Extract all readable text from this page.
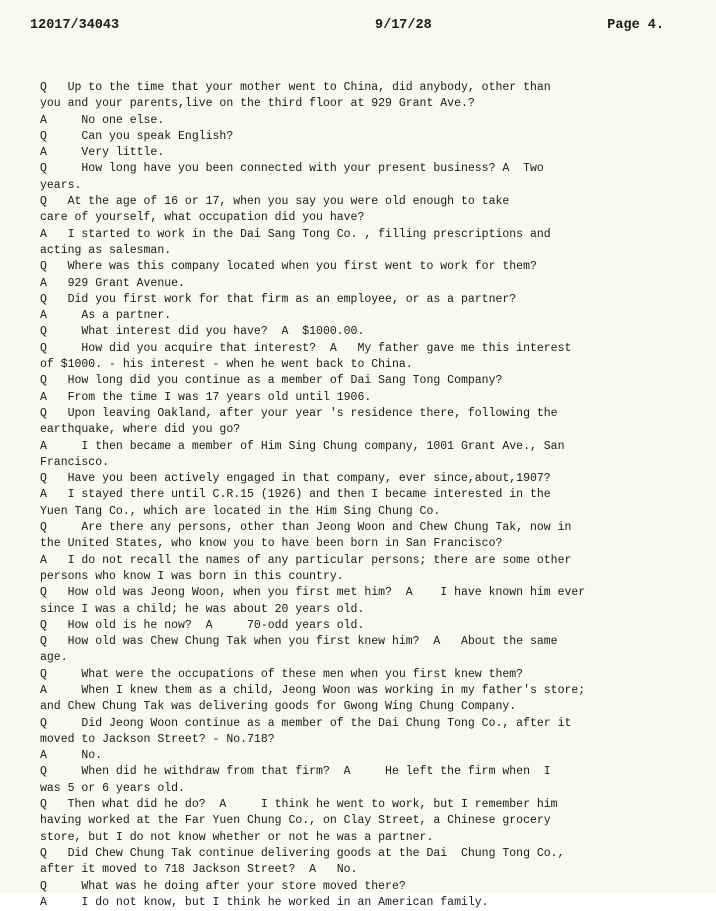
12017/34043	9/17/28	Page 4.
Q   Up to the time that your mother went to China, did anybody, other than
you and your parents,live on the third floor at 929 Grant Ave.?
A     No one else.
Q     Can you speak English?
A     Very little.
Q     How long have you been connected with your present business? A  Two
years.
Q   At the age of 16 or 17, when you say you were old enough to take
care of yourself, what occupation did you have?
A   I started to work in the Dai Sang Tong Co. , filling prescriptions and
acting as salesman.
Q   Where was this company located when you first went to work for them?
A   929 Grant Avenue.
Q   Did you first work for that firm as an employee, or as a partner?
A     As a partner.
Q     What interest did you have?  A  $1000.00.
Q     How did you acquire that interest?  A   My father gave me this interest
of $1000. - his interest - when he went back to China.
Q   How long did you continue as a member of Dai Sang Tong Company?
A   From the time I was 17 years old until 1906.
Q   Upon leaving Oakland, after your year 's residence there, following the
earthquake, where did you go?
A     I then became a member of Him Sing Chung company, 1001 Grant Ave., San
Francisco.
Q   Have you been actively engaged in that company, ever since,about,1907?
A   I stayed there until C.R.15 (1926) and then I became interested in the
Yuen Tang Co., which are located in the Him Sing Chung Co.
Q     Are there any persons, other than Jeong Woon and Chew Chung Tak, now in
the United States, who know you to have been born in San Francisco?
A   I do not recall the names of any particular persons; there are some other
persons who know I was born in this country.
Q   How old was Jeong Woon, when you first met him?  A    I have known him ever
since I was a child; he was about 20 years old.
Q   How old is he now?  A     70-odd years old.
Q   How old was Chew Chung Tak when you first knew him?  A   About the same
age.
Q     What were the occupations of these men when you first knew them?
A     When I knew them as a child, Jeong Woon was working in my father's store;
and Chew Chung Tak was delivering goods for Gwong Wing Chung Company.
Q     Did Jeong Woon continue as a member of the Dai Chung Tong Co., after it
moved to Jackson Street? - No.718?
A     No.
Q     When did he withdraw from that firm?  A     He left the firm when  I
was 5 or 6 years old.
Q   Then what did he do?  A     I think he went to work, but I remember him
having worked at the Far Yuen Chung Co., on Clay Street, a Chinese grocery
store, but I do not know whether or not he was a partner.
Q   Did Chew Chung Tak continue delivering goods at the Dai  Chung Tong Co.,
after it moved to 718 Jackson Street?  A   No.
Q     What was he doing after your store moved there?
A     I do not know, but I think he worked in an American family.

────────

## JOB
Collect every line above that contains the word "Francisco".

## EXERCISE SOLUTION
Francisco.
the United States, who know you to have been born in San Francisco?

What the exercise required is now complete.